What you have to do. Each entry below should be written out exactly as it is, with no pictures.

[Recorded data]
───

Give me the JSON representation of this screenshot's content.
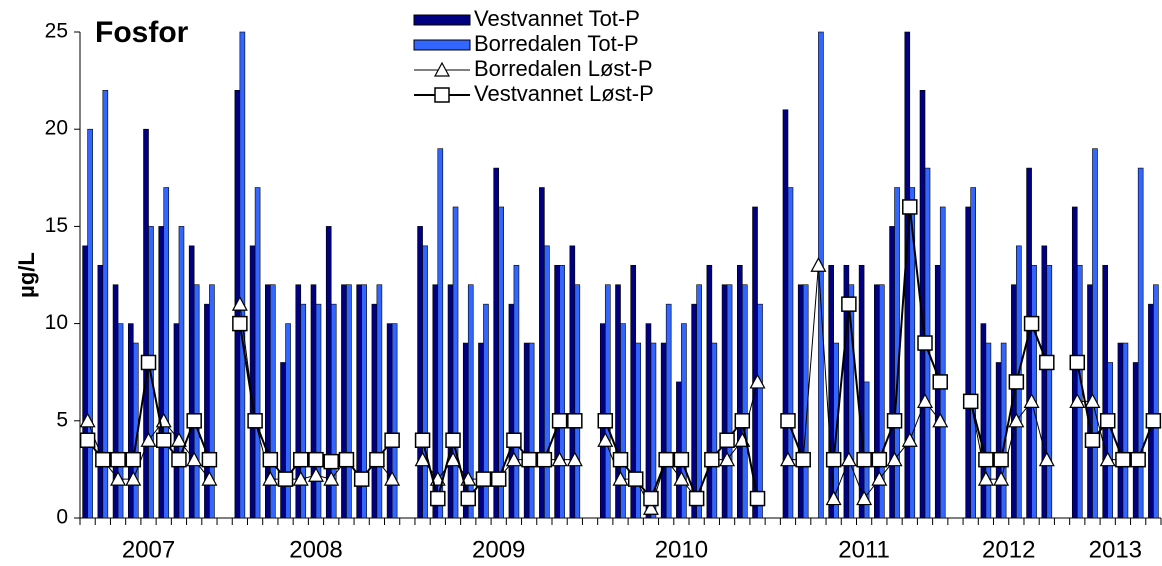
{
  "chart_data": {
    "type": "bar_line",
    "title": "Fosfor",
    "ylabel": "µg/L",
    "categories": [
      "2007",
      "2007",
      "2007",
      "2007",
      "2007",
      "2007",
      "2007",
      "2007",
      "2007",
      null,
      "2008",
      "2008",
      "2008",
      "2008",
      "2008",
      "2008",
      "2008",
      "2008",
      "2008",
      "2008",
      "2008",
      null,
      "2009",
      "2009",
      "2009",
      "2009",
      "2009",
      "2009",
      "2009",
      "2009",
      "2009",
      "2009",
      "2009",
      null,
      "2010",
      "2010",
      "2010",
      "2010",
      "2010",
      "2010",
      "2010",
      "2010",
      "2010",
      "2010",
      "2010",
      null,
      "2011",
      "2011",
      "2011",
      "2011",
      "2011",
      "2011",
      "2011",
      "2011",
      "2011",
      "2011",
      "2011",
      null,
      "2012",
      "2012",
      "2012",
      "2012",
      "2012",
      "2012",
      null,
      "2013",
      "2013",
      "2013",
      "2013",
      "2013",
      "2013"
    ],
    "series": [
      {
        "name": "Vestvannet Tot-P",
        "kind": "bar",
        "color": "#000080",
        "values": [
          14,
          13,
          12,
          10,
          20,
          15,
          10,
          14,
          11,
          null,
          22,
          14,
          12,
          8,
          12,
          12,
          15,
          12,
          12,
          11,
          10,
          null,
          15,
          12,
          12,
          9,
          9,
          18,
          11,
          9,
          17,
          13,
          14,
          null,
          10,
          12,
          13,
          10,
          9,
          7,
          11,
          13,
          12,
          13,
          16,
          null,
          21,
          12,
          null,
          13,
          13,
          13,
          12,
          15,
          25,
          22,
          13,
          null,
          16,
          10,
          8,
          12,
          18,
          14,
          null,
          16,
          12,
          13,
          9,
          8,
          11
        ]
      },
      {
        "name": "Borredalen Tot-P",
        "kind": "bar",
        "color": "#3366ff",
        "values": [
          20,
          22,
          10,
          9,
          15,
          17,
          15,
          12,
          12,
          null,
          25,
          17,
          12,
          10,
          11,
          11,
          11,
          12,
          12,
          12,
          10,
          null,
          14,
          19,
          16,
          12,
          11,
          16,
          13,
          9,
          14,
          13,
          12,
          null,
          12,
          10,
          9,
          9,
          11,
          10,
          12,
          9,
          12,
          12,
          11,
          null,
          17,
          12,
          25,
          9,
          12,
          7,
          12,
          17,
          17,
          18,
          16,
          null,
          17,
          9,
          9,
          14,
          13,
          13,
          null,
          13,
          19,
          8,
          9,
          18,
          12
        ]
      },
      {
        "name": "Borredalen Løst-P",
        "kind": "line",
        "marker": "triangle",
        "color": "#000000",
        "values": [
          5,
          3,
          2,
          2,
          4,
          5,
          4,
          3,
          2,
          null,
          11,
          5,
          2,
          2,
          2,
          2.2,
          2,
          3,
          2,
          3,
          2,
          null,
          3,
          2,
          3,
          2,
          2,
          2,
          3,
          3,
          3,
          3,
          3,
          null,
          4,
          2,
          2,
          0.5,
          3,
          2,
          1,
          3,
          3,
          4,
          7,
          null,
          3,
          3,
          13,
          1,
          3,
          1,
          2,
          3,
          4,
          6,
          5,
          null,
          6,
          2,
          2,
          5,
          6,
          3,
          null,
          6,
          6,
          3,
          3,
          3,
          5
        ]
      },
      {
        "name": "Vestvannet Løst-P",
        "kind": "line",
        "marker": "square",
        "color": "#000000",
        "values": [
          4,
          3,
          3,
          3,
          8,
          4,
          3,
          5,
          3,
          null,
          10,
          5,
          3,
          2,
          3,
          3,
          2.9,
          3,
          2,
          3,
          4,
          null,
          4,
          1,
          4,
          1,
          2,
          2,
          4,
          3,
          3,
          5,
          5,
          null,
          5,
          3,
          2,
          1,
          3,
          3,
          1,
          3,
          4,
          5,
          1,
          null,
          5,
          3,
          null,
          3,
          11,
          3,
          3,
          5,
          16,
          9,
          7,
          null,
          6,
          3,
          3,
          7,
          10,
          8,
          null,
          8,
          4,
          5,
          3,
          3,
          5
        ]
      }
    ],
    "ylim": [
      0,
      25
    ],
    "yticks": [
      0,
      5,
      10,
      15,
      20,
      25
    ],
    "grid": false
  }
}
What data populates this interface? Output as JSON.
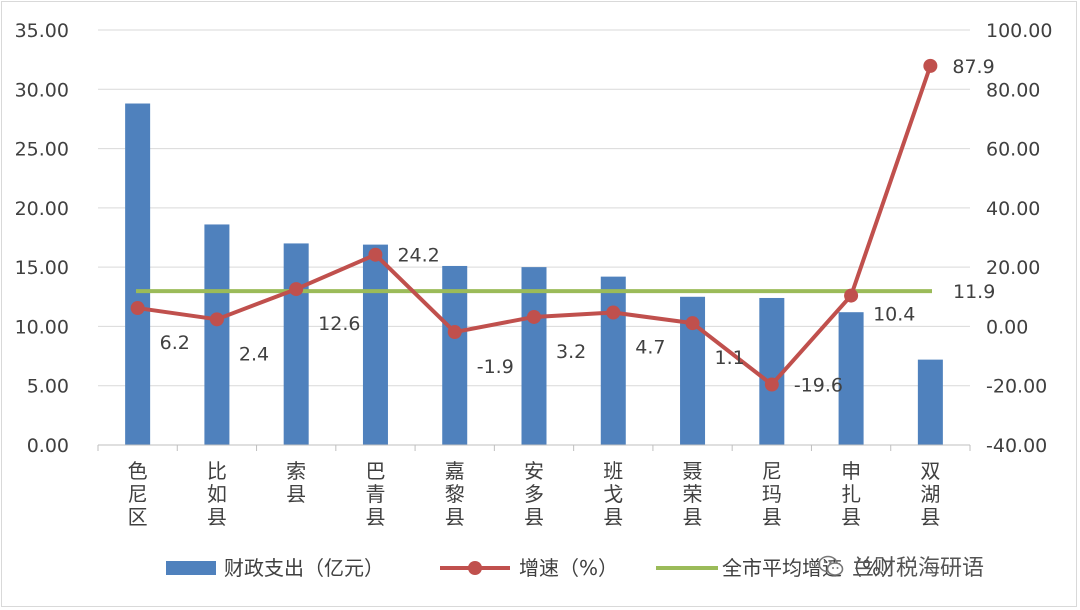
{
  "chart_data": {
    "type": "bar",
    "title": "",
    "categories": [
      "色尼区",
      "比如县",
      "索县",
      "巴青县",
      "嘉黎县",
      "安多县",
      "班戈县",
      "聂荣县",
      "尼玛县",
      "申扎县",
      "双湖县"
    ],
    "series": [
      {
        "name": "财政支出（亿元）",
        "type": "bar",
        "axis": "left",
        "color": "#4f81bd",
        "values": [
          28.8,
          18.6,
          17.0,
          16.9,
          15.1,
          15.0,
          14.2,
          12.5,
          12.4,
          11.2,
          7.2
        ]
      },
      {
        "name": "增速（%）",
        "type": "line",
        "axis": "right",
        "color": "#c0504d",
        "values": [
          6.2,
          2.4,
          12.6,
          24.2,
          -1.9,
          3.2,
          4.7,
          1.1,
          -19.6,
          10.4,
          87.9
        ],
        "labels": [
          "6.2",
          "2.4",
          "12.6",
          "24.2",
          "-1.9",
          "3.2",
          "4.7",
          "1.1",
          "-19.6",
          "10.4",
          "87.9"
        ]
      },
      {
        "name": "全市平均增速（%）",
        "type": "line",
        "axis": "right",
        "color": "#9bbb59",
        "value": 11.9,
        "label": "11.9",
        "label_color": "#ff0000"
      }
    ],
    "y_left": {
      "range": [
        0,
        35
      ],
      "ticks": [
        "0.00",
        "5.00",
        "10.00",
        "15.00",
        "20.00",
        "25.00",
        "30.00",
        "35.00"
      ]
    },
    "y_right": {
      "range": [
        -40,
        100
      ],
      "ticks": [
        "-40.00",
        "-20.00",
        "0.00",
        "20.00",
        "40.00",
        "60.00",
        "80.00",
        "100.00"
      ]
    },
    "grid": true,
    "legend_position": "bottom"
  },
  "watermark": {
    "text": "兰财税海研语",
    "icon": "wechat-icon"
  }
}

───

Correct result.
Give me the JSON representation of this screenshot's content.
{
  "chart_data": {
    "type": "bar_line",
    "title": "Fosfor",
    "ylabel": "µg/L",
    "categories": [
      "2007",
      "2007",
      "2007",
      "2007",
      "2007",
      "2007",
      "2007",
      "2007",
      "2007",
      null,
      "2008",
      "2008",
      "2008",
      "2008",
      "2008",
      "2008",
      "2008",
      "2008",
      "2008",
      "2008",
      "2008",
      null,
      "2009",
      "2009",
      "2009",
      "2009",
      "2009",
      "2009",
      "2009",
      "2009",
      "2009",
      "2009",
      "2009",
      null,
      "2010",
      "2010",
      "2010",
      "2010",
      "2010",
      "2010",
      "2010",
      "2010",
      "2010",
      "2010",
      "2010",
      null,
      "2011",
      "2011",
      "2011",
      "2011",
      "2011",
      "2011",
      "2011",
      "2011",
      "2011",
      "2011",
      "2011",
      null,
      "2012",
      "2012",
      "2012",
      "2012",
      "2012",
      "2012",
      null,
      "2013",
      "2013",
      "2013",
      "2013",
      "2013",
      "2013"
    ],
    "series": [
      {
        "name": "Vestvannet Tot-P",
        "kind": "bar",
        "color": "#000080",
        "values": [
          14,
          13,
          12,
          10,
          20,
          15,
          10,
          14,
          11,
          null,
          22,
          14,
          12,
          8,
          12,
          12,
          15,
          12,
          12,
          11,
          10,
          null,
          15,
          12,
          12,
          9,
          9,
          18,
          11,
          9,
          17,
          13,
          14,
          null,
          10,
          12,
          13,
          10,
          9,
          7,
          11,
          13,
          12,
          13,
          16,
          null,
          21,
          12,
          null,
          13,
          13,
          13,
          12,
          15,
          25,
          22,
          13,
          null,
          16,
          10,
          8,
          12,
          18,
          14,
          null,
          16,
          12,
          13,
          9,
          8,
          11
        ]
      },
      {
        "name": "Borredalen Tot-P",
        "kind": "bar",
        "color": "#3366ff",
        "values": [
          20,
          22,
          10,
          9,
          15,
          17,
          15,
          12,
          12,
          null,
          25,
          17,
          12,
          10,
          11,
          11,
          11,
          12,
          12,
          12,
          10,
          null,
          14,
          19,
          16,
          12,
          11,
          16,
          13,
          9,
          14,
          13,
          12,
          null,
          12,
          10,
          9,
          9,
          11,
          10,
          12,
          9,
          12,
          12,
          11,
          null,
          17,
          12,
          25,
          9,
          12,
          7,
          12,
          17,
          17,
          18,
          16,
          null,
          17,
          9,
          9,
          14,
          13,
          13,
          null,
          13,
          19,
          8,
          9,
          18,
          12
        ]
      },
      {
        "name": "Borredalen Løst-P",
        "kind": "line",
        "marker": "triangle",
        "color": "#000000",
        "values": [
          5,
          3,
          2,
          2,
          4,
          5,
          4,
          3,
          2,
          null,
          11,
          5,
          2,
          2,
          2,
          2.2,
          2,
          3,
          2,
          3,
          2,
          null,
          3,
          2,
          3,
          2,
          2,
          2,
          3,
          3,
          3,
          3,
          3,
          null,
          4,
          2,
          2,
          0.5,
          3,
          2,
          1,
          3,
          3,
          4,
          7,
          null,
          3,
          3,
          13,
          1,
          3,
          1,
          2,
          3,
          4,
          6,
          5,
          null,
          6,
          2,
          2,
          5,
          6,
          3,
          null,
          6,
          6,
          3,
          3,
          3,
          5
        ]
      },
      {
        "name": "Vestvannet Løst-P",
        "kind": "line",
        "marker": "square",
        "color": "#000000",
        "values": [
          4,
          3,
          3,
          3,
          8,
          4,
          3,
          5,
          3,
          null,
          10,
          5,
          3,
          2,
          3,
          3,
          2.9,
          3,
          2,
          3,
          4,
          null,
          4,
          1,
          4,
          1,
          2,
          2,
          4,
          3,
          3,
          5,
          5,
          null,
          5,
          3,
          2,
          1,
          3,
          3,
          1,
          3,
          4,
          5,
          1,
          null,
          5,
          3,
          null,
          3,
          11,
          3,
          3,
          5,
          16,
          9,
          7,
          null,
          6,
          3,
          3,
          7,
          10,
          8,
          null,
          8,
          4,
          5,
          3,
          3,
          5
        ]
      }
    ],
    "ylim": [
      0,
      25
    ],
    "yticks": [
      0,
      5,
      10,
      15,
      20,
      25
    ],
    "grid": false
  }
}
What data populates this interface? Output as JSON.
{
  "chart_data": {
    "type": "bar",
    "title": "",
    "categories": [
      "色尼区",
      "比如县",
      "索县",
      "巴青县",
      "嘉黎县",
      "安多县",
      "班戈县",
      "聂荣县",
      "尼玛县",
      "申扎县",
      "双湖县"
    ],
    "series": [
      {
        "name": "财政支出（亿元）",
        "type": "bar",
        "axis": "left",
        "color": "#4f81bd",
        "values": [
          28.8,
          18.6,
          17.0,
          16.9,
          15.1,
          15.0,
          14.2,
          12.5,
          12.4,
          11.2,
          7.2
        ]
      },
      {
        "name": "增速（%）",
        "type": "line",
        "axis": "right",
        "color": "#c0504d",
        "values": [
          6.2,
          2.4,
          12.6,
          24.2,
          -1.9,
          3.2,
          4.7,
          1.1,
          -19.6,
          10.4,
          87.9
        ],
        "labels": [
          "6.2",
          "2.4",
          "12.6",
          "24.2",
          "-1.9",
          "3.2",
          "4.7",
          "1.1",
          "-19.6",
          "10.4",
          "87.9"
        ]
      },
      {
        "name": "全市平均增速（%）",
        "type": "line",
        "axis": "right",
        "color": "#9bbb59",
        "value": 11.9,
        "label": "11.9",
        "label_color": "#ff0000"
      }
    ],
    "y_left": {
      "range": [
        0,
        35
      ],
      "ticks": [
        "0.00",
        "5.00",
        "10.00",
        "15.00",
        "20.00",
        "25.00",
        "30.00",
        "35.00"
      ]
    },
    "y_right": {
      "range": [
        -40,
        100
      ],
      "ticks": [
        "-40.00",
        "-20.00",
        "0.00",
        "20.00",
        "40.00",
        "60.00",
        "80.00",
        "100.00"
      ]
    },
    "grid": true,
    "legend_position": "bottom"
  },
  "watermark": {
    "text": "兰财税海研语",
    "icon": "wechat-icon"
  }
}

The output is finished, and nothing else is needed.